## PROBLEM DETAILS
Recreate the listing that follows line for line, without pictures.

## GIVEN INFORMATION
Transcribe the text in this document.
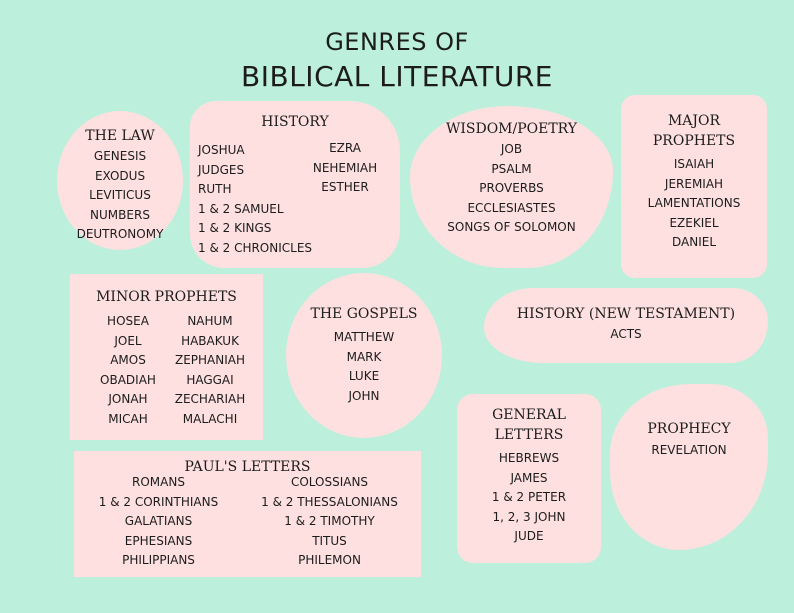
GENRES OF
BIBLICAL LITERATURE
THE LAW
GENESIS
EXODUS
LEVITICUS
NUMBERS
DEUTRONOMY
HISTORY
JOSHUA
JUDGES
RUTH
1 & 2 SAMUEL
1 & 2 KINGS
1 & 2 CHRONICLES
EZRA
NEHEMIAH
ESTHER
WISDOM/POETRY
JOB
PSALM
PROVERBS
ECCLESIASTES
SONGS OF SOLOMON
MAJOR
PROPHETS
ISAIAH
JEREMIAH
LAMENTATIONS
EZEKIEL
DANIEL
MINOR PROPHETS
HOSEA
JOEL
AMOS
OBADIAH
JONAH
MICAH
NAHUM
HABAKUK
ZEPHANIAH
HAGGAI
ZECHARIAH
MALACHI
THE GOSPELS
MATTHEW
MARK
LUKE
JOHN
HISTORY (NEW TESTAMENT)
ACTS
PAUL'S LETTERS
ROMANS
1 & 2 CORINTHIANS
GALATIANS
EPHESIANS
PHILIPPIANS
COLOSSIANS
1 & 2 THESSALONIANS
1 & 2 TIMOTHY
TITUS
PHILEMON
GENERAL
LETTERS
HEBREWS
JAMES
1 & 2 PETER
1, 2, 3 JOHN
JUDE
PROPHECY
REVELATION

## RESPONSE AREA
Transcribe the text in this document.
GENRES OF
BIBLICAL LITERATURE
THE LAW
GENESIS
EXODUS
LEVITICUS
NUMBERS
DEUTRONOMY
HISTORY
JOSHUA
JUDGES
RUTH
1 & 2 SAMUEL
1 & 2 KINGS
1 & 2 CHRONICLES
EZRA
NEHEMIAH
ESTHER
WISDOM/POETRY
JOB
PSALM
PROVERBS
ECCLESIASTES
SONGS OF SOLOMON
MAJOR
PROPHETS
ISAIAH
JEREMIAH
LAMENTATIONS
EZEKIEL
DANIEL
MINOR PROPHETS
HOSEA
JOEL
AMOS
OBADIAH
JONAH
MICAH
NAHUM
HABAKUK
ZEPHANIAH
HAGGAI
ZECHARIAH
MALACHI
THE GOSPELS
MATTHEW
MARK
LUKE
JOHN
HISTORY (NEW TESTAMENT)
ACTS
PAUL'S LETTERS
ROMANS
1 & 2 CORINTHIANS
GALATIANS
EPHESIANS
PHILIPPIANS
COLOSSIANS
1 & 2 THESSALONIANS
1 & 2 TIMOTHY
TITUS
PHILEMON
GENERAL
LETTERS
HEBREWS
JAMES
1 & 2 PETER
1, 2, 3 JOHN
JUDE
PROPHECY
REVELATION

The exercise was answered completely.